• _REQUIREMENT_:
Please state how many lines in the records contain the string "Variance", with no words besides the number.

(Items from a figure collection)
※ ※ ※

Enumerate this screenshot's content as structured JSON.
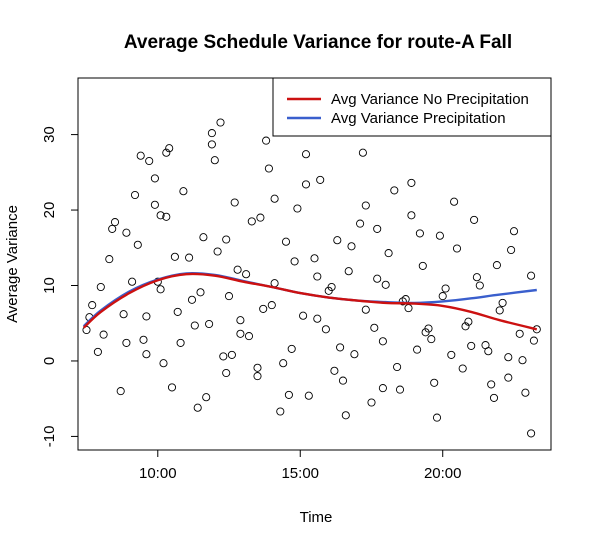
{
  "chart_data": {
    "type": "scatter",
    "title": "Average Schedule Variance for route-A Fall",
    "xlabel": "Time",
    "ylabel": "Average Variance",
    "x_ticks": [
      "10:00",
      "15:00",
      "20:00"
    ],
    "x_tick_hours": [
      10,
      15,
      20
    ],
    "y_ticks": [
      -10,
      0,
      10,
      20,
      30
    ],
    "xlim_hours": [
      7.2,
      23.8
    ],
    "ylim": [
      -11.8,
      37.5
    ],
    "grid": false,
    "legend_position": "top-right",
    "series": [
      {
        "name": "Avg Variance No Precipitation",
        "type": "line",
        "color": "#cc1111",
        "x_hours": [
          7.4,
          8,
          9,
          10,
          11,
          12,
          13,
          14,
          15,
          16,
          17,
          18,
          19,
          20,
          21,
          22,
          23.3
        ],
        "values": [
          4.4,
          6.5,
          9.0,
          10.7,
          11.5,
          11.3,
          10.5,
          9.8,
          9.0,
          8.4,
          8.0,
          7.7,
          7.6,
          7.3,
          6.5,
          5.4,
          4.2
        ]
      },
      {
        "name": "Avg Variance Precipitation",
        "type": "line",
        "color": "#3a5fcd",
        "x_hours": [
          7.4,
          8,
          9,
          10,
          11,
          12,
          13,
          14,
          15,
          16,
          17,
          18,
          19,
          20,
          21,
          22,
          23.3
        ],
        "values": [
          4.6,
          6.7,
          9.2,
          10.8,
          11.6,
          11.4,
          10.6,
          9.8,
          9.0,
          8.4,
          8.0,
          7.8,
          7.7,
          7.9,
          8.3,
          8.8,
          9.4
        ]
      },
      {
        "name": "",
        "type": "scatter",
        "x_hours": [
          7.5,
          7.7,
          7.9,
          8.1,
          8.3,
          8.5,
          8.7,
          8.9,
          9.1,
          9.3,
          9.5,
          9.7,
          9.9,
          10.1,
          10.3,
          10.5,
          10.7,
          10.9,
          11.1,
          11.3,
          11.5,
          11.7,
          11.9,
          12.1,
          12.3,
          12.5,
          12.7,
          12.9,
          13.1,
          13.3,
          13.5,
          13.7,
          13.9,
          14.1,
          14.3,
          14.5,
          14.7,
          14.9,
          15.1,
          15.3,
          15.5,
          15.7,
          15.9,
          16.1,
          16.3,
          16.5,
          16.7,
          16.9,
          17.1,
          17.3,
          17.5,
          17.7,
          17.9,
          18.1,
          18.3,
          18.5,
          18.7,
          18.9,
          19.1,
          19.3,
          19.5,
          19.7,
          19.9,
          20.1,
          20.3,
          20.5,
          20.7,
          20.9,
          21.1,
          21.3,
          21.5,
          21.7,
          21.9,
          22.1,
          22.3,
          22.5,
          22.7,
          22.9,
          23.1,
          23.3,
          7.6,
          8.0,
          8.4,
          8.8,
          9.2,
          9.6,
          10.0,
          10.4,
          10.8,
          11.2,
          11.6,
          12.0,
          12.4,
          12.8,
          13.2,
          13.6,
          14.0,
          14.4,
          14.8,
          15.2,
          15.6,
          16.0,
          16.4,
          16.8,
          17.2,
          17.6,
          18.0,
          18.4,
          18.8,
          19.2,
          19.6,
          20.0,
          20.4,
          20.8,
          21.2,
          21.6,
          22.0,
          22.4,
          22.8,
          23.2,
          9.4,
          9.9,
          10.3,
          10.6,
          11.9,
          12.2,
          12.4,
          12.9,
          13.8,
          14.1,
          15.2,
          15.6,
          17.3,
          17.7,
          18.6,
          18.9,
          9.6,
          10.1,
          11.4,
          13.5,
          16.6,
          19.4,
          21.0,
          22.3,
          8.9,
          10.2,
          11.8,
          12.6,
          14.6,
          16.2,
          17.9,
          19.8,
          21.8,
          23.1
        ],
        "values": [
          4.1,
          7.4,
          1.2,
          3.5,
          13.5,
          18.4,
          -4.0,
          17.0,
          10.5,
          15.4,
          2.8,
          26.5,
          20.7,
          9.5,
          27.6,
          -3.5,
          6.5,
          22.5,
          13.7,
          4.7,
          9.1,
          -4.8,
          30.2,
          14.5,
          0.6,
          8.6,
          21.0,
          3.6,
          11.5,
          18.5,
          -2.0,
          6.9,
          25.5,
          10.3,
          -6.7,
          15.8,
          1.6,
          20.2,
          6.0,
          -4.6,
          13.6,
          24.0,
          4.2,
          9.8,
          16.0,
          -2.6,
          11.9,
          0.9,
          18.2,
          6.8,
          -5.5,
          10.9,
          2.6,
          14.3,
          22.6,
          -3.8,
          8.2,
          19.3,
          1.5,
          12.6,
          4.3,
          -2.9,
          16.6,
          9.6,
          0.8,
          14.9,
          -1.0,
          5.2,
          18.7,
          10.0,
          2.1,
          -3.1,
          12.7,
          7.7,
          0.5,
          17.2,
          3.6,
          -4.2,
          11.3,
          4.2,
          5.8,
          9.8,
          17.5,
          6.2,
          22.0,
          0.9,
          10.5,
          28.2,
          2.4,
          8.1,
          16.4,
          26.6,
          -1.6,
          12.1,
          3.3,
          19.0,
          7.4,
          -0.3,
          13.2,
          23.4,
          5.6,
          9.3,
          1.8,
          15.2,
          27.6,
          4.4,
          10.1,
          -0.8,
          7.0,
          16.9,
          2.9,
          8.6,
          21.1,
          4.6,
          11.1,
          1.3,
          6.7,
          14.7,
          0.1,
          2.7,
          27.2,
          24.2,
          19.1,
          13.8,
          28.7,
          31.6,
          16.1,
          5.4,
          29.2,
          21.5,
          27.4,
          11.2,
          20.6,
          17.5,
          7.9,
          23.6,
          5.9,
          19.3,
          -6.2,
          -0.9,
          -7.2,
          3.8,
          2.0,
          -2.2,
          2.4,
          -0.3,
          4.9,
          0.8,
          -4.5,
          -1.3,
          -3.6,
          -7.5,
          -4.9,
          -9.6
        ]
      }
    ]
  }
}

※ ※ ※

• _SOLUTION_:
4